Required work. Pictures don't belong in the copy; print all the records exactly.

Task data.

☆ ☆ ☆

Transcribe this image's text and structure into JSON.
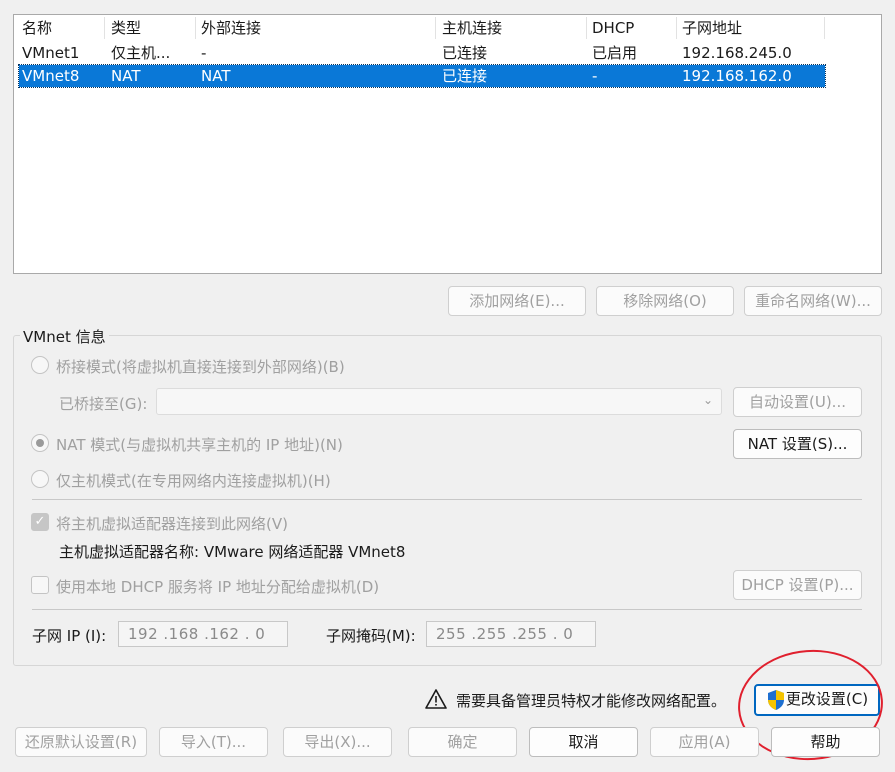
{
  "network_list": {
    "columns": [
      "名称",
      "类型",
      "外部连接",
      "主机连接",
      "DHCP",
      "子网地址"
    ],
    "rows": [
      {
        "name": "VMnet1",
        "type": "仅主机...",
        "external": "-",
        "host": "已连接",
        "dhcp": "已启用",
        "subnet": "192.168.245.0",
        "selected": false
      },
      {
        "name": "VMnet8",
        "type": "NAT",
        "external": "NAT",
        "host": "已连接",
        "dhcp": "-",
        "subnet": "192.168.162.0",
        "selected": true
      }
    ]
  },
  "list_buttons": {
    "add": "添加网络(E)...",
    "remove": "移除网络(O)",
    "rename": "重命名网络(W)..."
  },
  "vmnet_info": {
    "title": "VMnet 信息",
    "bridge_mode": "桥接模式(将虚拟机直接连接到外部网络)(B)",
    "bridged_to_label": "已桥接至(G):",
    "bridged_to_value": "",
    "auto_settings": "自动设置(U)...",
    "nat_mode": "NAT 模式(与虚拟机共享主机的 IP 地址)(N)",
    "nat_settings": "NAT 设置(S)...",
    "host_only_mode": "仅主机模式(在专用网络内连接虚拟机)(H)",
    "connect_adapter": "将主机虚拟适配器连接到此网络(V)",
    "adapter_name": "主机虚拟适配器名称: VMware 网络适配器 VMnet8",
    "use_dhcp": "使用本地 DHCP 服务将 IP 地址分配给虚拟机(D)",
    "dhcp_settings": "DHCP 设置(P)...",
    "subnet_ip_label": "子网 IP (I):",
    "subnet_ip_value": "192 .168 .162 .  0",
    "subnet_mask_label": "子网掩码(M):",
    "subnet_mask_value": "255 .255 .255 .  0",
    "selected_mode": "nat"
  },
  "admin": {
    "warning": "需要具备管理员特权才能修改网络配置。",
    "change_settings": "更改设置(C)"
  },
  "footer_buttons": {
    "restore_defaults": "还原默认设置(R)",
    "import": "导入(T)...",
    "export": "导出(X)...",
    "ok": "确定",
    "cancel": "取消",
    "apply": "应用(A)",
    "help": "帮助"
  },
  "colors": {
    "selection": "#0a78d7",
    "annotation": "#e0202e"
  }
}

☆ ☆ ☆

Answer to this task.
Transcribe this image's text and structure into JSON.
{
  "network_list": {
    "columns": [
      "名称",
      "类型",
      "外部连接",
      "主机连接",
      "DHCP",
      "子网地址"
    ],
    "rows": [
      {
        "name": "VMnet1",
        "type": "仅主机...",
        "external": "-",
        "host": "已连接",
        "dhcp": "已启用",
        "subnet": "192.168.245.0",
        "selected": false
      },
      {
        "name": "VMnet8",
        "type": "NAT",
        "external": "NAT",
        "host": "已连接",
        "dhcp": "-",
        "subnet": "192.168.162.0",
        "selected": true
      }
    ]
  },
  "list_buttons": {
    "add": "添加网络(E)...",
    "remove": "移除网络(O)",
    "rename": "重命名网络(W)..."
  },
  "vmnet_info": {
    "title": "VMnet 信息",
    "bridge_mode": "桥接模式(将虚拟机直接连接到外部网络)(B)",
    "bridged_to_label": "已桥接至(G):",
    "bridged_to_value": "",
    "auto_settings": "自动设置(U)...",
    "nat_mode": "NAT 模式(与虚拟机共享主机的 IP 地址)(N)",
    "nat_settings": "NAT 设置(S)...",
    "host_only_mode": "仅主机模式(在专用网络内连接虚拟机)(H)",
    "connect_adapter": "将主机虚拟适配器连接到此网络(V)",
    "adapter_name": "主机虚拟适配器名称: VMware 网络适配器 VMnet8",
    "use_dhcp": "使用本地 DHCP 服务将 IP 地址分配给虚拟机(D)",
    "dhcp_settings": "DHCP 设置(P)...",
    "subnet_ip_label": "子网 IP (I):",
    "subnet_ip_value": "192 .168 .162 .  0",
    "subnet_mask_label": "子网掩码(M):",
    "subnet_mask_value": "255 .255 .255 .  0",
    "selected_mode": "nat"
  },
  "admin": {
    "warning": "需要具备管理员特权才能修改网络配置。",
    "change_settings": "更改设置(C)"
  },
  "footer_buttons": {
    "restore_defaults": "还原默认设置(R)",
    "import": "导入(T)...",
    "export": "导出(X)...",
    "ok": "确定",
    "cancel": "取消",
    "apply": "应用(A)",
    "help": "帮助"
  },
  "colors": {
    "selection": "#0a78d7",
    "annotation": "#e0202e"
  }
}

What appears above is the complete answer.